**WORK REQUIRED:**
Pick out each line with the word "heading" from the material that follows.

**SUPPLIED RECORDS:**
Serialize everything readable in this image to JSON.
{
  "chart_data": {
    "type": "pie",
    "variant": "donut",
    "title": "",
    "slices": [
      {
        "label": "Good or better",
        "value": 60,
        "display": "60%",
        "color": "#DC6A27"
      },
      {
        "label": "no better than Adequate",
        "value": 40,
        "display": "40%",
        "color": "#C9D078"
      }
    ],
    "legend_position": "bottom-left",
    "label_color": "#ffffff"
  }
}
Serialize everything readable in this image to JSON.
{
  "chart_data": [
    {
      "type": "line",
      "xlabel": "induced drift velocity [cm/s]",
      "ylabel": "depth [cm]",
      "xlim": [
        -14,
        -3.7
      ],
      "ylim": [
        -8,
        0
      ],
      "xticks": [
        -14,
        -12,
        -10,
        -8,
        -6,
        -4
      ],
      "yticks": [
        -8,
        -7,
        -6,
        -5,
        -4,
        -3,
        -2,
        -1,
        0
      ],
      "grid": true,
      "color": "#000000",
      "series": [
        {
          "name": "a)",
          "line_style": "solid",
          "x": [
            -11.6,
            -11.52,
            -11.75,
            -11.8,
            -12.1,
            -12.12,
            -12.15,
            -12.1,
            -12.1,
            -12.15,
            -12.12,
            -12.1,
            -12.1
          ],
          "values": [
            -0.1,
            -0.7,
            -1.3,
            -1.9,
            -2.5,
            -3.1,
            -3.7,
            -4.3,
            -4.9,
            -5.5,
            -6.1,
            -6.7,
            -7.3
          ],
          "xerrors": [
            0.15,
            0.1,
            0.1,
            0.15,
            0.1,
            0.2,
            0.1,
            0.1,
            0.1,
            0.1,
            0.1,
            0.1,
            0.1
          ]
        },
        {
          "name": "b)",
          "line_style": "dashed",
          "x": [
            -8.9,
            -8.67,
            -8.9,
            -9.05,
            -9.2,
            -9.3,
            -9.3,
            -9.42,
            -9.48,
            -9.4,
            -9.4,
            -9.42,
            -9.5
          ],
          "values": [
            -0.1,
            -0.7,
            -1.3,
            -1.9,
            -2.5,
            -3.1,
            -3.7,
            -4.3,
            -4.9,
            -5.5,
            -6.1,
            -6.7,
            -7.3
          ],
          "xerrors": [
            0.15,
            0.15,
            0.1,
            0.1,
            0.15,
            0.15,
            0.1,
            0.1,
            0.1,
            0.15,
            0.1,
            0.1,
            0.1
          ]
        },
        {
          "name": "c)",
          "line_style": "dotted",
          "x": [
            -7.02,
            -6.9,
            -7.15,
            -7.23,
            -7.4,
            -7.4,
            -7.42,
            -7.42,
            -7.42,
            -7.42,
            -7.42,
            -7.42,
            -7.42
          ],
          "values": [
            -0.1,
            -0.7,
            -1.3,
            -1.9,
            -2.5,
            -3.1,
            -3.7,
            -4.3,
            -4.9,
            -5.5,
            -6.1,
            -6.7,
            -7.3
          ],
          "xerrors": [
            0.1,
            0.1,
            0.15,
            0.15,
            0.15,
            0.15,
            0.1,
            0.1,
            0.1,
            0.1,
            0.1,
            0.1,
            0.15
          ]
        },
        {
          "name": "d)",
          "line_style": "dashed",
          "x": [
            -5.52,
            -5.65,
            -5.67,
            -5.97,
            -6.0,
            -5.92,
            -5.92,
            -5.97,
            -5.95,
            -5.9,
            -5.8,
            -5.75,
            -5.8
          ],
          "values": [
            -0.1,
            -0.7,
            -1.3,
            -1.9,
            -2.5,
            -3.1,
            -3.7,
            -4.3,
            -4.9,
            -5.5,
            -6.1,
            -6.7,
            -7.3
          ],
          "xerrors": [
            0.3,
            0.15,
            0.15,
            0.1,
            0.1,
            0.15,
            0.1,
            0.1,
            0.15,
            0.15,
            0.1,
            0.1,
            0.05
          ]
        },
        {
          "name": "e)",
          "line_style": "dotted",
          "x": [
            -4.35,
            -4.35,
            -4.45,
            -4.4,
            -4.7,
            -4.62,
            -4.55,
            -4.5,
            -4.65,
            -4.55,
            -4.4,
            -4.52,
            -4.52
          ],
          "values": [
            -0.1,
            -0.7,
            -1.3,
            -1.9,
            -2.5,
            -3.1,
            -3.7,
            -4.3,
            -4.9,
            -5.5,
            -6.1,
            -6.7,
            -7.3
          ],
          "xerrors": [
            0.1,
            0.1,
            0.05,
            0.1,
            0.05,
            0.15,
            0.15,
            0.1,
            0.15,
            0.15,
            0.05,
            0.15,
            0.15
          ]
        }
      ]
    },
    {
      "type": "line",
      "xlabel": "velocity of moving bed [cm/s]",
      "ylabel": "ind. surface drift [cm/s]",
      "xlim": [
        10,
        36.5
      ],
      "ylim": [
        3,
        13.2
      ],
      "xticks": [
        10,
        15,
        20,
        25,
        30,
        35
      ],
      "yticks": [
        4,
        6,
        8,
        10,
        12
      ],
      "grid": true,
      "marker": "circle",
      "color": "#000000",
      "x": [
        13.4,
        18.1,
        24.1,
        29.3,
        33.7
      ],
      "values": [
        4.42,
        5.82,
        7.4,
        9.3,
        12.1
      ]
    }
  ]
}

---

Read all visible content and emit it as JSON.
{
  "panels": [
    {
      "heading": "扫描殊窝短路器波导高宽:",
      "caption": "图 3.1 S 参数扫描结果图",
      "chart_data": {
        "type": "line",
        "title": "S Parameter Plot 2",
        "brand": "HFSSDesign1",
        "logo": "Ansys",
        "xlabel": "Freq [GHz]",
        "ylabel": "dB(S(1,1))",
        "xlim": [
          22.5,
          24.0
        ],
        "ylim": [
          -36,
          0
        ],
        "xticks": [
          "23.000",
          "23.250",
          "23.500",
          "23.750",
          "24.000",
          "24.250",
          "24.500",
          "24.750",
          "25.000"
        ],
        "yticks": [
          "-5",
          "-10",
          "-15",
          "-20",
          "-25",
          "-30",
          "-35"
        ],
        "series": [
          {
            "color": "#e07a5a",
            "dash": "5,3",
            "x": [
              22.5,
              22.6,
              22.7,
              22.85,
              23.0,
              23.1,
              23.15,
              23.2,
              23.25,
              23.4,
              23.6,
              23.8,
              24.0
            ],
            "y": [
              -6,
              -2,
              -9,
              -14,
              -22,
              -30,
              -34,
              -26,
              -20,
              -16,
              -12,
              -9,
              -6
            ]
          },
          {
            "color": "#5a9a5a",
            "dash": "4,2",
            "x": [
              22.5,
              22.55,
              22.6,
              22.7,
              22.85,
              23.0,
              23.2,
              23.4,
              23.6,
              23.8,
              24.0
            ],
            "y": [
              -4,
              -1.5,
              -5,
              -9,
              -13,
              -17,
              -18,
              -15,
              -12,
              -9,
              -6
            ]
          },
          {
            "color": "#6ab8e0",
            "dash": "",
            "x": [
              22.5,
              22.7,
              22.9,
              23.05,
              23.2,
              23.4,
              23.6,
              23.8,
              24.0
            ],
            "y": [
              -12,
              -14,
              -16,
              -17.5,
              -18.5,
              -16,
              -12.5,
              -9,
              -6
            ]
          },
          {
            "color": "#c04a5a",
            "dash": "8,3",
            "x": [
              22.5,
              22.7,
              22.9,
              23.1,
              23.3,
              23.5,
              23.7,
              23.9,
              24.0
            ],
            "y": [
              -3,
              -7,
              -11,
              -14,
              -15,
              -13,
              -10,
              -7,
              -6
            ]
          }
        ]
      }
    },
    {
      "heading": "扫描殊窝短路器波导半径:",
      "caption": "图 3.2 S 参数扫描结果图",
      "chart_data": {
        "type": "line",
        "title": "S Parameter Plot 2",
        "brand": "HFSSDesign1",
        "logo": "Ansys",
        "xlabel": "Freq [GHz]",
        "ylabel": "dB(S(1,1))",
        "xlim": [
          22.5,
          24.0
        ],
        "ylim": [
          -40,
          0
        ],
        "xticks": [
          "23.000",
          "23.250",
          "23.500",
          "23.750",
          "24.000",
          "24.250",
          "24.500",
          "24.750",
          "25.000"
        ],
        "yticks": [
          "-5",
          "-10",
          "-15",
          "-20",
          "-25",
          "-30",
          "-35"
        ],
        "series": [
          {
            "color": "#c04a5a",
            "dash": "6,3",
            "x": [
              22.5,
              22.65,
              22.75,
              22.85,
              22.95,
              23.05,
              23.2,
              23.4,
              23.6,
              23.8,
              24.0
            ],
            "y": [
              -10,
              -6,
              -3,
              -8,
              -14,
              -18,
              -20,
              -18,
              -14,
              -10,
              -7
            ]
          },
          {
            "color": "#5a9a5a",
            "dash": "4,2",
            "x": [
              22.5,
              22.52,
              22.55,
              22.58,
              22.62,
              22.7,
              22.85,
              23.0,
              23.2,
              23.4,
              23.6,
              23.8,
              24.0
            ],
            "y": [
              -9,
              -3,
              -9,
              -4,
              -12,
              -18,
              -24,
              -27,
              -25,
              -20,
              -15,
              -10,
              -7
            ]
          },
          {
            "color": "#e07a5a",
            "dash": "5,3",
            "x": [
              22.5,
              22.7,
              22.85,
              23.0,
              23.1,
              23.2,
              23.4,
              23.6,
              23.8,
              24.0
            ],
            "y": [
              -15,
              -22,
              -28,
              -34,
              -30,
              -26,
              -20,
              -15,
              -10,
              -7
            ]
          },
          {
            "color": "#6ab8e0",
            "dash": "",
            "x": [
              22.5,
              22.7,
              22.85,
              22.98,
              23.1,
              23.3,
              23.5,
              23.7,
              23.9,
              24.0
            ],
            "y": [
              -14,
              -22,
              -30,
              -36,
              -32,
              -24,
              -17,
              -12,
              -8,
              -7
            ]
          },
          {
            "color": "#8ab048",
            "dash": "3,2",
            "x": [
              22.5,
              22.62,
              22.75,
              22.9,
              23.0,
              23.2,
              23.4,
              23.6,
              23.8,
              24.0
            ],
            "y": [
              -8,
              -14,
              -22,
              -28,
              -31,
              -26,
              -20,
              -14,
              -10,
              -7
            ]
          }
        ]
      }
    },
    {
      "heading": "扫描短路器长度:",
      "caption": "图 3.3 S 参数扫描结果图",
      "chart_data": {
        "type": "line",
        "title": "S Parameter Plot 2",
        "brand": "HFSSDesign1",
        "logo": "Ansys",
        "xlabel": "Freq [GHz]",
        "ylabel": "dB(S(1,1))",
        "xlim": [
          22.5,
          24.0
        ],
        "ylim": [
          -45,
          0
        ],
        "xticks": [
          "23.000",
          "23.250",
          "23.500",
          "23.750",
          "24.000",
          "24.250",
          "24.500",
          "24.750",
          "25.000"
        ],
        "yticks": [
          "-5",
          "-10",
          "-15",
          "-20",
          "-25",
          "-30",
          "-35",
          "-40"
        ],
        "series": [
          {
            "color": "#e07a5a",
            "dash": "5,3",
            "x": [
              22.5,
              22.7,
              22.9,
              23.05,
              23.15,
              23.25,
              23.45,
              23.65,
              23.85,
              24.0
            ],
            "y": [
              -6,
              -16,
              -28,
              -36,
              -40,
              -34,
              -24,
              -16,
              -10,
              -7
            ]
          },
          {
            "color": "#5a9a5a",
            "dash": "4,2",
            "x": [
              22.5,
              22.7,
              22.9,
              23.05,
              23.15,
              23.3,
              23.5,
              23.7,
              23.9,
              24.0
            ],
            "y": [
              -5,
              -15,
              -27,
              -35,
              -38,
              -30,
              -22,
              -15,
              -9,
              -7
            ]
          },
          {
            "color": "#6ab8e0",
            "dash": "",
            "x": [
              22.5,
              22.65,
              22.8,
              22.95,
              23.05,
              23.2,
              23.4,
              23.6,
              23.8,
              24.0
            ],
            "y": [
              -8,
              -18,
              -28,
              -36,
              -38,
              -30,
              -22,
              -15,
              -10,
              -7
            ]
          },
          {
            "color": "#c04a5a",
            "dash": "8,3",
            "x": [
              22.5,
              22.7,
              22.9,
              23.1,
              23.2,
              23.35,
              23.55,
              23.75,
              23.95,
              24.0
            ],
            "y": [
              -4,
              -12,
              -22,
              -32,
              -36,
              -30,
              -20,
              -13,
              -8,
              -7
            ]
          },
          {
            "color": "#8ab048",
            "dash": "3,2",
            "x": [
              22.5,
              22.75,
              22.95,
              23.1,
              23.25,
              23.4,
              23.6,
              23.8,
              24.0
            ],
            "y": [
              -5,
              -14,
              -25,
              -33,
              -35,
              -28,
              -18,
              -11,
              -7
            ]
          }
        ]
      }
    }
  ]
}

---

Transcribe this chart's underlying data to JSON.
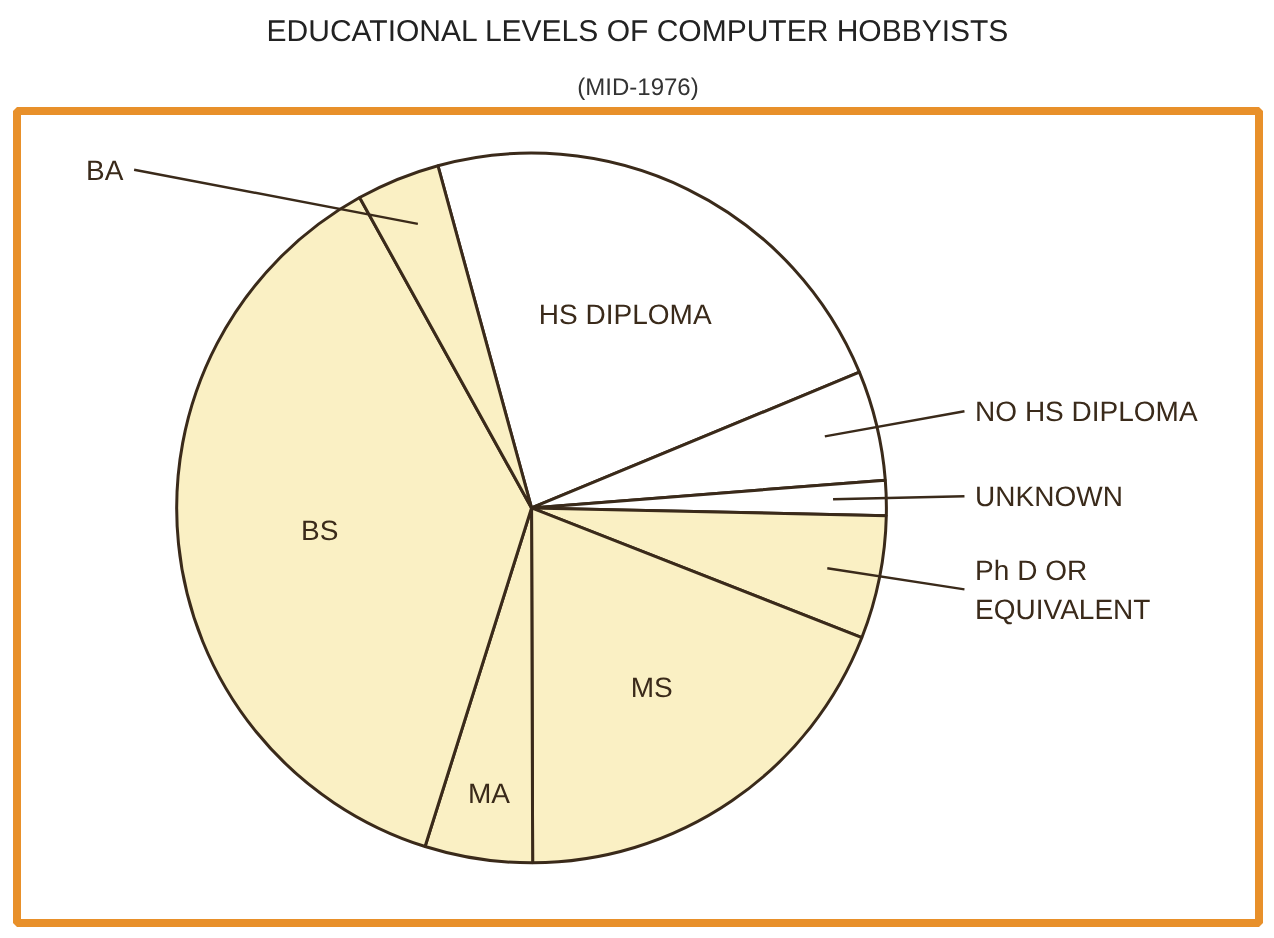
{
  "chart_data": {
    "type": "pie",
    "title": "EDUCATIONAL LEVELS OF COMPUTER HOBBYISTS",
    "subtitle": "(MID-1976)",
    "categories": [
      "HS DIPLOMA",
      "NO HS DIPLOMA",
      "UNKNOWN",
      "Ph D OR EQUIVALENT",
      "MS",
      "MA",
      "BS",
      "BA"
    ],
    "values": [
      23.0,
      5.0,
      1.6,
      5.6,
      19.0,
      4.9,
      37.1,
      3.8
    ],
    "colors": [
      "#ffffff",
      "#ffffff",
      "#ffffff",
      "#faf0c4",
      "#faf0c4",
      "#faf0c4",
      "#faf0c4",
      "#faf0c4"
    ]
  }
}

**IN RESPONSE:**
      "heading": "扫描殊窝短路器波导高宽:",
      "heading": "扫描殊窝短路器波导半径:",
      "heading": "扫描短路器长度:",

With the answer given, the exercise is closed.